Instruction:
Say how many lines of the material below contain the word "number", with no other words.

— BEGIN Given data —

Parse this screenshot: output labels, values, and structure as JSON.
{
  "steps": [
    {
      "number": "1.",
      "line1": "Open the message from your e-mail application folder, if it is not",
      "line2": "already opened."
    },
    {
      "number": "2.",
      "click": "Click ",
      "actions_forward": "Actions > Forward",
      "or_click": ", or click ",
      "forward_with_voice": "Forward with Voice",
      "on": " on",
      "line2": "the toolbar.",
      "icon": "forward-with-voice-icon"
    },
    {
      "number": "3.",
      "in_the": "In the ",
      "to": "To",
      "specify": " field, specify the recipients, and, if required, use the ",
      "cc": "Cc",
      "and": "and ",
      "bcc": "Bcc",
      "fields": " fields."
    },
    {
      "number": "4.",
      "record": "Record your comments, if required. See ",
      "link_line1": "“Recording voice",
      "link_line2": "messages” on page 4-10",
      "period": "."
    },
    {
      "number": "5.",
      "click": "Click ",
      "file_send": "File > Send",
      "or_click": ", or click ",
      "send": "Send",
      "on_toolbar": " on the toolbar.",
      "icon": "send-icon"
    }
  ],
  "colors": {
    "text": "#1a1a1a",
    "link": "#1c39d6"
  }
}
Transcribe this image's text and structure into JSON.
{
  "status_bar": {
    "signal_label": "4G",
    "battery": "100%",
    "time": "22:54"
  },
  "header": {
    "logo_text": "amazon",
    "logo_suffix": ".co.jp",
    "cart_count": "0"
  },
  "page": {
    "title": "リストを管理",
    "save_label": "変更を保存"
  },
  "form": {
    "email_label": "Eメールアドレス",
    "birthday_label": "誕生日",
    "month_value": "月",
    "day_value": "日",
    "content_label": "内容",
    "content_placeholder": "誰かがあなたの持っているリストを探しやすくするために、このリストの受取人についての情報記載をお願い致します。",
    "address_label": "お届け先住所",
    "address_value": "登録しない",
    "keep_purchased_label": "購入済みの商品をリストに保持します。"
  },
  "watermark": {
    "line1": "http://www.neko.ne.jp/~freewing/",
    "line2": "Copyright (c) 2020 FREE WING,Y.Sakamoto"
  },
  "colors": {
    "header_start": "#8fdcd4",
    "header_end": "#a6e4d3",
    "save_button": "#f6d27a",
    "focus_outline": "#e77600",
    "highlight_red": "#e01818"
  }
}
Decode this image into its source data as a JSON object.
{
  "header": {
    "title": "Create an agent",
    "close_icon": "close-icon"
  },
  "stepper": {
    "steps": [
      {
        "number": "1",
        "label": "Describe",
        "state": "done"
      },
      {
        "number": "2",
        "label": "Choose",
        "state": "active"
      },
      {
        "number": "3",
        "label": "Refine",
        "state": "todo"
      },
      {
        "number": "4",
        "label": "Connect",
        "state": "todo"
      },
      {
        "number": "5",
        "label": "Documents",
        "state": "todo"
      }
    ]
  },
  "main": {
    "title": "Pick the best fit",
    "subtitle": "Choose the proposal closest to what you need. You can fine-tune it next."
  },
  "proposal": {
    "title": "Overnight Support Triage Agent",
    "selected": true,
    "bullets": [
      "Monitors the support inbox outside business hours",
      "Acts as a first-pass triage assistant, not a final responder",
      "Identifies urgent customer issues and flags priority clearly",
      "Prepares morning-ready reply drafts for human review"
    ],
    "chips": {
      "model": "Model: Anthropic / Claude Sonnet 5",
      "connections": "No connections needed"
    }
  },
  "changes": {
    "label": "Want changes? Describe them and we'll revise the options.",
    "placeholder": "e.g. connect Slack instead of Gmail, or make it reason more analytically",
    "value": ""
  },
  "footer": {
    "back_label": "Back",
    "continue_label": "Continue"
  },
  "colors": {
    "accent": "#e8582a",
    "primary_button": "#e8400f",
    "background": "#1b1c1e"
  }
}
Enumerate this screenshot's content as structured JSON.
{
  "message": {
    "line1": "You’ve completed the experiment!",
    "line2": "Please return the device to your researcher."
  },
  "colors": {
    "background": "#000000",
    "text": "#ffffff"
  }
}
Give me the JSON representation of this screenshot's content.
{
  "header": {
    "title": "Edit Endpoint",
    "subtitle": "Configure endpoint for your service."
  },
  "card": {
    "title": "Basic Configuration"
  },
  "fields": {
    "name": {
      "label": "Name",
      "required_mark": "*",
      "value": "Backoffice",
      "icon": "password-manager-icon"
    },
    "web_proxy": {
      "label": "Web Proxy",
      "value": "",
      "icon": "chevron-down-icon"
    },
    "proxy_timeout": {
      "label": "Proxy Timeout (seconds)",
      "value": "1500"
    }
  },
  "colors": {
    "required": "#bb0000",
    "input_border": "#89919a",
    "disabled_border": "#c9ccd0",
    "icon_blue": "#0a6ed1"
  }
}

— END Given data —

Full output:
10